(STATED PROBLEM)
Pull out all lines from the listing below in which the word "that" appears.

^^^^

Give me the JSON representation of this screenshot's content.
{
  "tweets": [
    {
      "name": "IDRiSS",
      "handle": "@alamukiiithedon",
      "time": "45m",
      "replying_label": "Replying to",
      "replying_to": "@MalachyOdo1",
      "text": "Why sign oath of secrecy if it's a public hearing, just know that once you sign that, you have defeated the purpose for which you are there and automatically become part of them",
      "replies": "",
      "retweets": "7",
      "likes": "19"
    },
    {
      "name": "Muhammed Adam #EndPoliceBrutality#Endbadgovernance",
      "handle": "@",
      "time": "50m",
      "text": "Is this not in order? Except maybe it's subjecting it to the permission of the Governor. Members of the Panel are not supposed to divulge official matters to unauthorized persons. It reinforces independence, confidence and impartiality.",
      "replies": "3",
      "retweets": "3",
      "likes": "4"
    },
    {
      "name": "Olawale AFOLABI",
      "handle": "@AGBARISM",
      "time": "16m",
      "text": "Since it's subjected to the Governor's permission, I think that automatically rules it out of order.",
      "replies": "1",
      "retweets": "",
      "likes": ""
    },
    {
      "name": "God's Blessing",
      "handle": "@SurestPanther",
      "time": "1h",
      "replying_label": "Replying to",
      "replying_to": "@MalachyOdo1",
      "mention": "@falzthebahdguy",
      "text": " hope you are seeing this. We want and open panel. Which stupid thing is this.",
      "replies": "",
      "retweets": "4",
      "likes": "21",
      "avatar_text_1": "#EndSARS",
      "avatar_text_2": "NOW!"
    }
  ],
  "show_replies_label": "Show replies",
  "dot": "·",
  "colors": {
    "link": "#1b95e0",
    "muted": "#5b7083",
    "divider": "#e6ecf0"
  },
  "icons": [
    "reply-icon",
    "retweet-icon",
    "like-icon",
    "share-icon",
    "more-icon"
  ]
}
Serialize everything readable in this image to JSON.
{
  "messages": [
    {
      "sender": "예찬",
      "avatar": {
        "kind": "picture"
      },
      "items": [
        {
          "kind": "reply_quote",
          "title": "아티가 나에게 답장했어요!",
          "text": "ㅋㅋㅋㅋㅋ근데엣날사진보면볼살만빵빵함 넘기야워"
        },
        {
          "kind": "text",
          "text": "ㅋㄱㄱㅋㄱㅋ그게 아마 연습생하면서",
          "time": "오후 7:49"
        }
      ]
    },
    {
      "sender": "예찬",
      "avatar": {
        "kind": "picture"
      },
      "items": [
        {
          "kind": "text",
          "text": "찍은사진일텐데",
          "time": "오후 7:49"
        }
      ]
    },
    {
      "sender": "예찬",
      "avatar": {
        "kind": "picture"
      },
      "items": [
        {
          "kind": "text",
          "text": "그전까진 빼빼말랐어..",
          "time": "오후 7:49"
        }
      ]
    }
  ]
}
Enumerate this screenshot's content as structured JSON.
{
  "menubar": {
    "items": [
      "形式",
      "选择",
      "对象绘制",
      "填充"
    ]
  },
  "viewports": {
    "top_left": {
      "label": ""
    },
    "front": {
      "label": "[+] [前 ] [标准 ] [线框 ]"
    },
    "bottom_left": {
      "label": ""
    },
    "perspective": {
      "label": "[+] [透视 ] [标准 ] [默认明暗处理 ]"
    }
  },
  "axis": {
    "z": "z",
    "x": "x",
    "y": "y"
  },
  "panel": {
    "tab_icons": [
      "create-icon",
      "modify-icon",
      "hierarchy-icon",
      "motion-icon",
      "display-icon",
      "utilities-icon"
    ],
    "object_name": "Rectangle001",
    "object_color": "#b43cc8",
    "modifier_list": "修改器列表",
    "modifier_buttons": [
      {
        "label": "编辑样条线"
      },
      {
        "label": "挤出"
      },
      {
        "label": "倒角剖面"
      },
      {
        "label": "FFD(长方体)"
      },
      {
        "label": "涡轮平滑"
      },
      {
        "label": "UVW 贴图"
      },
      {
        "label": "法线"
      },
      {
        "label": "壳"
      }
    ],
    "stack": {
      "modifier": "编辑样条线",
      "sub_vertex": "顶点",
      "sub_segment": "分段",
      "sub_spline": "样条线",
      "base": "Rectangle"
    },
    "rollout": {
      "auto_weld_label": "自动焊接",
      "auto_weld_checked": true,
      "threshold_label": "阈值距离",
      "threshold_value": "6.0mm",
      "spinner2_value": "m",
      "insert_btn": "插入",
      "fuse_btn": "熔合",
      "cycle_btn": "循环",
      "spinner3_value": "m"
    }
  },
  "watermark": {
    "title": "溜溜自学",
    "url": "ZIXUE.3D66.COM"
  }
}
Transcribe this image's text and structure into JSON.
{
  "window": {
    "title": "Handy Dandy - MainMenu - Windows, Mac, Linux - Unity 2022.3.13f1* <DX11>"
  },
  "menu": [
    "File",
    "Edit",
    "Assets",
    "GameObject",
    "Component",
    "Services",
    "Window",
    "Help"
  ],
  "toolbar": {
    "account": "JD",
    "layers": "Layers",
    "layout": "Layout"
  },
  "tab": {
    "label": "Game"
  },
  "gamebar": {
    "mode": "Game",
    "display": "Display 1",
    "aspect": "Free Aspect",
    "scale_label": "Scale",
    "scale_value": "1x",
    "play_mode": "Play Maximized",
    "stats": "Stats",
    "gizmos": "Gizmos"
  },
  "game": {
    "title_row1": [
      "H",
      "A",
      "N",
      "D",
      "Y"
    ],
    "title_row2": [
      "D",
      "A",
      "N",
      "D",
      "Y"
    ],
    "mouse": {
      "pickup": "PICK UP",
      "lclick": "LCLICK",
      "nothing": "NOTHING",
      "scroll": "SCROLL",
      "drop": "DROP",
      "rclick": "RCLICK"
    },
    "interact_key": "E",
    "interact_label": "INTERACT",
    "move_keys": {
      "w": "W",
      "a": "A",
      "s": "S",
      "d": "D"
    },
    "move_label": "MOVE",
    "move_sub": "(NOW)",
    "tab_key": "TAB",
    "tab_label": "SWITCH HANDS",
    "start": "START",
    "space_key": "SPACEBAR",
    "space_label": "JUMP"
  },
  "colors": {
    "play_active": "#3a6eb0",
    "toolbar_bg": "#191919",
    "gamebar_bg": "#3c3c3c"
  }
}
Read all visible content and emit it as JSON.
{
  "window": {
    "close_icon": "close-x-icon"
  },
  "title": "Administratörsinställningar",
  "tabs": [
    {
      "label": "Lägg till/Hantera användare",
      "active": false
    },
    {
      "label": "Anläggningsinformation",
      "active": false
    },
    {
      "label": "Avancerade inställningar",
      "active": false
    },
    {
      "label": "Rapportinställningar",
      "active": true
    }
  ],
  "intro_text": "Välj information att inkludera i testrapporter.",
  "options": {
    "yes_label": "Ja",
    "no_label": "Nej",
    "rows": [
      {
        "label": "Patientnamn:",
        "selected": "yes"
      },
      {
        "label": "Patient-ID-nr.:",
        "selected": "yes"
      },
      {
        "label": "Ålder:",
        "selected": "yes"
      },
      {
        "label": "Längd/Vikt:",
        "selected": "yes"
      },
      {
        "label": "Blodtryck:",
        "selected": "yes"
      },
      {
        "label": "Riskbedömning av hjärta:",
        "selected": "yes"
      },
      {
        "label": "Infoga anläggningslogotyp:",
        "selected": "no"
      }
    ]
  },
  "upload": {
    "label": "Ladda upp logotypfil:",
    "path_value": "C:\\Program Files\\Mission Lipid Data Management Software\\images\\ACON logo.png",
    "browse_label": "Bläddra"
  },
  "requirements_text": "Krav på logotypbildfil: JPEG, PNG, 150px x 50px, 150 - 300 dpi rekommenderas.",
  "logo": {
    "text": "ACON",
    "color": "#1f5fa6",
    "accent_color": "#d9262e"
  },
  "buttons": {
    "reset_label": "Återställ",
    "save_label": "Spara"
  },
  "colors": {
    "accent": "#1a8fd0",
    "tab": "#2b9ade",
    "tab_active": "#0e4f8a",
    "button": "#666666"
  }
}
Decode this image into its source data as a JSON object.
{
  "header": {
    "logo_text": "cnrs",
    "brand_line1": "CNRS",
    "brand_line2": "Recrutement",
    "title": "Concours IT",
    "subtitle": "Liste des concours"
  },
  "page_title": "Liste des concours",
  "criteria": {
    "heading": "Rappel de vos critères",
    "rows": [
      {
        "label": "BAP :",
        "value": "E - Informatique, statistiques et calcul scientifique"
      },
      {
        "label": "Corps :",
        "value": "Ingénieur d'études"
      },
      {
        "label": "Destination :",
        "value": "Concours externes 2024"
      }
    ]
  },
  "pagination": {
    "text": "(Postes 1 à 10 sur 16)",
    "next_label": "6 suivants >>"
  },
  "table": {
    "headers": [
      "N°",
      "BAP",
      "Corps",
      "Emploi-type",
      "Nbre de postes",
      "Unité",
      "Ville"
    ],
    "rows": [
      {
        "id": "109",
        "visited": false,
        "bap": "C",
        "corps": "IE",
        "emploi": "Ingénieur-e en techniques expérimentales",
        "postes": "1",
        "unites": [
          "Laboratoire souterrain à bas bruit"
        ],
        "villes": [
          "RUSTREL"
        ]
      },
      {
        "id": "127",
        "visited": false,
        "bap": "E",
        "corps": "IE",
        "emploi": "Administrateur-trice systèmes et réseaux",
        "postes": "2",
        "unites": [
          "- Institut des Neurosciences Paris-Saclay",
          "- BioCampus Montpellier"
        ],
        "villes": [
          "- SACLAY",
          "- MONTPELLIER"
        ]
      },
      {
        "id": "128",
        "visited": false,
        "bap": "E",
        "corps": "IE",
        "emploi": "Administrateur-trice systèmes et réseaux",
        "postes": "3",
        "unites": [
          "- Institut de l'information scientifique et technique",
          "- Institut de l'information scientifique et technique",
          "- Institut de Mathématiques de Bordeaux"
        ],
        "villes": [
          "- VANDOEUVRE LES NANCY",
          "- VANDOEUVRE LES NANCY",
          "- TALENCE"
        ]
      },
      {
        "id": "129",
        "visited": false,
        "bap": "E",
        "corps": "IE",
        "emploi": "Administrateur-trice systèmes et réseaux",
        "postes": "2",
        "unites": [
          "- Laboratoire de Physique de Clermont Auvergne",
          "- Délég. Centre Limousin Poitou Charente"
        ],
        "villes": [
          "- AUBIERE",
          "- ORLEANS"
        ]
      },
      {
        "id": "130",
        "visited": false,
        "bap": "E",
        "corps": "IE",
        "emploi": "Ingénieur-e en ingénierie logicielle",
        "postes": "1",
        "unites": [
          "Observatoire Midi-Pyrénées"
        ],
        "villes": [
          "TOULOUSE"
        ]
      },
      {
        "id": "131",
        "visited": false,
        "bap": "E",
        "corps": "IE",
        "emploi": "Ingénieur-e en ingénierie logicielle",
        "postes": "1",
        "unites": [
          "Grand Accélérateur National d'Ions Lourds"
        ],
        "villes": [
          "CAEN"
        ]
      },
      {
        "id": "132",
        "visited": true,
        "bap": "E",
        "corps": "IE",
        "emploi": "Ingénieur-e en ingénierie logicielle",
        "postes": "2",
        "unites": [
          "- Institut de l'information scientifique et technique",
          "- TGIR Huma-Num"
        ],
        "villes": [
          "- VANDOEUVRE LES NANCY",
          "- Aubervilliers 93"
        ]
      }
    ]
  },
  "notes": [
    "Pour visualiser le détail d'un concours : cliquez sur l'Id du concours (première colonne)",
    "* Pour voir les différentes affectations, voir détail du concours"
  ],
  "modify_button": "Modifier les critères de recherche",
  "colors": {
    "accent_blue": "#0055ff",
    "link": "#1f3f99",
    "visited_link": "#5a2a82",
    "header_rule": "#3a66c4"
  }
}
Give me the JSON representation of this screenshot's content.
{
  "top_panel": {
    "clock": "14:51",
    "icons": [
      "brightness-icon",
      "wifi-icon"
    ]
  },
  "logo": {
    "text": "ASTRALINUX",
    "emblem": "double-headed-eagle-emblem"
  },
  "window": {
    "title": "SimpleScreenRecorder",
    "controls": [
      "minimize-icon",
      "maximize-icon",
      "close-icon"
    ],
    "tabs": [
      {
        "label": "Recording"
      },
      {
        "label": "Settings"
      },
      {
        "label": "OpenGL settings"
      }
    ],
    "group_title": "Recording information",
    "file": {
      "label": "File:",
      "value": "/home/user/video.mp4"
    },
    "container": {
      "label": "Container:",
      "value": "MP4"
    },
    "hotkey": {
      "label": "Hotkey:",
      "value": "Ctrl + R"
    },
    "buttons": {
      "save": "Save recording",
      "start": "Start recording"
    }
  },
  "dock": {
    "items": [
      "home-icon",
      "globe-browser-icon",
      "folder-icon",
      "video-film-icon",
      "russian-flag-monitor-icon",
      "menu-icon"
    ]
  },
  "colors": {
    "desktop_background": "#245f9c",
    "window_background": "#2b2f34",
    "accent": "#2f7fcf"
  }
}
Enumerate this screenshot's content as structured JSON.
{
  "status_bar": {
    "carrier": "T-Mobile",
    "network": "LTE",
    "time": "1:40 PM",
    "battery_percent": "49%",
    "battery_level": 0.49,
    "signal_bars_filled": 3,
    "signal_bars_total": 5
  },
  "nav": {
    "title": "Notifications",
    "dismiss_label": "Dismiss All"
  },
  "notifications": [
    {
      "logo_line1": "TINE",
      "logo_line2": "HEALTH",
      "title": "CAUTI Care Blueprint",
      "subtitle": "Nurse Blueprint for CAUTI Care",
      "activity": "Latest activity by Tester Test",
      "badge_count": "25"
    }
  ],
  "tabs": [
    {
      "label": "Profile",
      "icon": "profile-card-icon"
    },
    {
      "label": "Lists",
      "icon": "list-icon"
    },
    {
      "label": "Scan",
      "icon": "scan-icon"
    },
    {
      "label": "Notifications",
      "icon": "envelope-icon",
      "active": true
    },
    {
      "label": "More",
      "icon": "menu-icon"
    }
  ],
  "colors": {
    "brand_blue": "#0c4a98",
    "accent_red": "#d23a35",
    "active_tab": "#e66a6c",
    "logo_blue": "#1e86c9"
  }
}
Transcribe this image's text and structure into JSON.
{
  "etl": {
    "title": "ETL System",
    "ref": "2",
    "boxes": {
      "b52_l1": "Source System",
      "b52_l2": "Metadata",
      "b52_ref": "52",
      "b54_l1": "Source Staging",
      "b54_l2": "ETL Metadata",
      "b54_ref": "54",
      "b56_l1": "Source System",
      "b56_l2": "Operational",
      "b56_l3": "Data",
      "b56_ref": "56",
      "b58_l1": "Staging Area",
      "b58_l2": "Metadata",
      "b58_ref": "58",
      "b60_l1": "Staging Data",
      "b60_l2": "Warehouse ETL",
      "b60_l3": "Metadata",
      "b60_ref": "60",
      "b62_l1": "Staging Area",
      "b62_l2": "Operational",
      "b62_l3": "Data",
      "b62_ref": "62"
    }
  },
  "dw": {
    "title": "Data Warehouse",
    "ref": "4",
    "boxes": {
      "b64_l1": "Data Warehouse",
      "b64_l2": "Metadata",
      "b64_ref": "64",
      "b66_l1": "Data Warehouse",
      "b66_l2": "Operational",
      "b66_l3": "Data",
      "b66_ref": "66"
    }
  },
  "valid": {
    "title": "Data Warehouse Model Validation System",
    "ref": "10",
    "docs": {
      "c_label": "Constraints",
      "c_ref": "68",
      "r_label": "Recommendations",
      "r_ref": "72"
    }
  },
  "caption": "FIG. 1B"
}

^^^^

(FINAL ANSWER)
      "text": "Why sign oath of secrecy if it's a public hearing, just know that once you sign that, you have defeated the purpose for which you are there and automatically become part of them",
      "text": "Since it's subjected to the Governor's permission, I think that automatically rules it out of order.",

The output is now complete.